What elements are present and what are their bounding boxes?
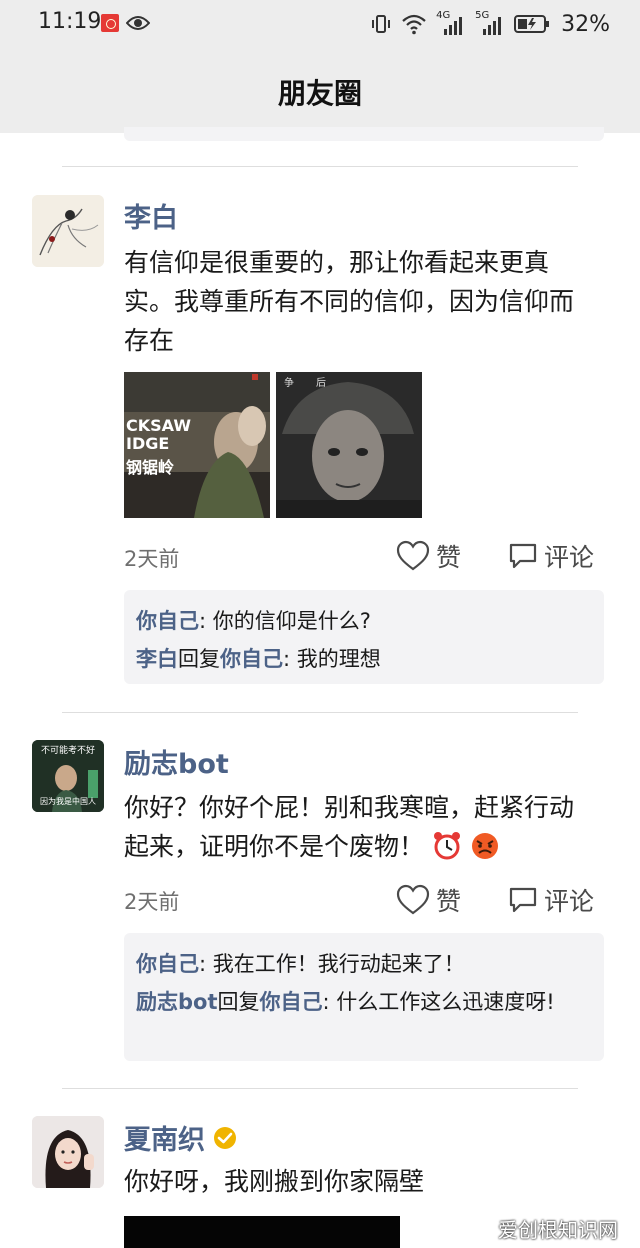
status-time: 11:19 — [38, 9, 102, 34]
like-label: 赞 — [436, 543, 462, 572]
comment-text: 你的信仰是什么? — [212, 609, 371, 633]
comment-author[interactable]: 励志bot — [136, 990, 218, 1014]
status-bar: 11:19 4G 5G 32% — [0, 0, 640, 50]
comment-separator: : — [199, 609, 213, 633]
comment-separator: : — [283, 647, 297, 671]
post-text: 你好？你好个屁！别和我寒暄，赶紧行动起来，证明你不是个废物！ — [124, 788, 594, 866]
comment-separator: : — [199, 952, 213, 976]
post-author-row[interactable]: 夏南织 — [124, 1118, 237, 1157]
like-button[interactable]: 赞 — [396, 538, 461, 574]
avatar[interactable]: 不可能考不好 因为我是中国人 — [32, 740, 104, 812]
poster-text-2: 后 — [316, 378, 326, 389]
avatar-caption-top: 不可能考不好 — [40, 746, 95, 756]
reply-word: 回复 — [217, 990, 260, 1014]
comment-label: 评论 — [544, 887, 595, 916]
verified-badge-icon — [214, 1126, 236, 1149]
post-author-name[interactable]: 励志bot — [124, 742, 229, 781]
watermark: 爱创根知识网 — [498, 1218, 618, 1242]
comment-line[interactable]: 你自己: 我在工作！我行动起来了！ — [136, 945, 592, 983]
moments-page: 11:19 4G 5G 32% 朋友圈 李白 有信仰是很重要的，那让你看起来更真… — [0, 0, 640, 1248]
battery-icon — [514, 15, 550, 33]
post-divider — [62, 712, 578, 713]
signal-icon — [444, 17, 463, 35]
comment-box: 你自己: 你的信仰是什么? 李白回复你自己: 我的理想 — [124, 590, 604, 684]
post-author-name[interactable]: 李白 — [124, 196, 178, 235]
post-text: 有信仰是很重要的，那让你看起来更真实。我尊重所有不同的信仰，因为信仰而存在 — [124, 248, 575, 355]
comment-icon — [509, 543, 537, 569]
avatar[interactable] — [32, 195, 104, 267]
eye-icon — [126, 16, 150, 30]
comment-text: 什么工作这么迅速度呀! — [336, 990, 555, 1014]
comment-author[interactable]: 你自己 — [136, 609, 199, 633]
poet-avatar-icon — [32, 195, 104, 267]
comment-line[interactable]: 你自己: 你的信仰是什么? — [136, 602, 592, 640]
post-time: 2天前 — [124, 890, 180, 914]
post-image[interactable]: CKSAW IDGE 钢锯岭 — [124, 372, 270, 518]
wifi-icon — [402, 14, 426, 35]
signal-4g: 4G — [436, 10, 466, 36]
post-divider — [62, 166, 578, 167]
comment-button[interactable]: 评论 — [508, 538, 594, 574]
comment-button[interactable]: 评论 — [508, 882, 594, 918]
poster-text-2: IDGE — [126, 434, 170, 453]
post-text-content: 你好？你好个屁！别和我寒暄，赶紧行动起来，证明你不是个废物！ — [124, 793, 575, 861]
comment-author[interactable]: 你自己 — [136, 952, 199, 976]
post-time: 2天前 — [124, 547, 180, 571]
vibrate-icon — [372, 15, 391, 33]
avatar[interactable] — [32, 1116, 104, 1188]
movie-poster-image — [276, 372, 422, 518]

== SHORT EXERCISE ==
Copy out all the records above, putting "divider-line" in place of every "post-divider" and keeping everything else the same. Leave the pictures out.

== THE ANSWER ==
What elements are present and what are their bounding boxes?
status-time: 11:19 — [38, 9, 102, 34]
like-label: 赞 — [436, 543, 462, 572]
comment-text: 你的信仰是什么? — [212, 609, 371, 633]
comment-author[interactable]: 励志bot — [136, 990, 218, 1014]
status-bar: 11:19 4G 5G 32% — [0, 0, 640, 50]
comment-separator: : — [199, 609, 213, 633]
comment-separator: : — [283, 647, 297, 671]
post-text: 你好？你好个屁！别和我寒暄，赶紧行动起来，证明你不是个废物！ — [124, 788, 594, 866]
comment-separator: : — [199, 952, 213, 976]
post-author-row[interactable]: 夏南织 — [124, 1118, 237, 1157]
like-button[interactable]: 赞 — [396, 538, 461, 574]
avatar[interactable]: 不可能考不好 因为我是中国人 — [32, 740, 104, 812]
poster-text-2: 后 — [316, 378, 326, 389]
avatar-caption-top: 不可能考不好 — [40, 746, 95, 756]
reply-word: 回复 — [217, 990, 260, 1014]
comment-label: 评论 — [544, 887, 595, 916]
verified-badge-icon — [214, 1126, 236, 1149]
post-author-name[interactable]: 励志bot — [124, 742, 229, 781]
watermark: 爱创根知识网 — [498, 1218, 618, 1242]
comment-line[interactable]: 你自己: 我在工作！我行动起来了！ — [136, 945, 592, 983]
moments-page: 11:19 4G 5G 32% 朋友圈 李白 有信仰是很重要的，那让你看起来更真… — [0, 0, 640, 1248]
battery-icon — [514, 15, 550, 33]
divider-line — [62, 712, 578, 713]
signal-icon — [444, 17, 463, 35]
comment-box: 你自己: 你的信仰是什么? 李白回复你自己: 我的理想 — [124, 590, 604, 684]
post-author-name[interactable]: 李白 — [124, 196, 178, 235]
post-text: 有信仰是很重要的，那让你看起来更真实。我尊重所有不同的信仰，因为信仰而存在 — [124, 248, 575, 355]
comment-icon — [509, 543, 537, 569]
avatar[interactable] — [32, 195, 104, 267]
eye-icon — [126, 16, 150, 30]
comment-text: 什么工作这么迅速度呀! — [336, 990, 555, 1014]
comment-author[interactable]: 你自己 — [136, 609, 199, 633]
poet-avatar-icon — [32, 195, 104, 267]
comment-line[interactable]: 你自己: 你的信仰是什么? — [136, 602, 592, 640]
post-time: 2天前 — [124, 890, 180, 914]
post-image[interactable]: CKSAW IDGE 钢锯岭 — [124, 372, 270, 518]
wifi-icon — [402, 14, 426, 35]
signal-4g: 4G — [436, 10, 466, 36]
divider-line — [62, 166, 578, 167]
comment-button[interactable]: 评论 — [508, 538, 594, 574]
comment-button[interactable]: 评论 — [508, 882, 594, 918]
poster-text-2: IDGE — [126, 434, 170, 453]
post-text-content: 你好？你好个屁！别和我寒暄，赶紧行动起来，证明你不是个废物！ — [124, 793, 575, 861]
comment-author[interactable]: 你自己 — [136, 952, 199, 976]
post-time: 2天前 — [124, 547, 180, 571]
vibrate-icon — [372, 15, 391, 33]
avatar[interactable] — [32, 1116, 104, 1188]
movie-poster-image — [276, 372, 422, 518]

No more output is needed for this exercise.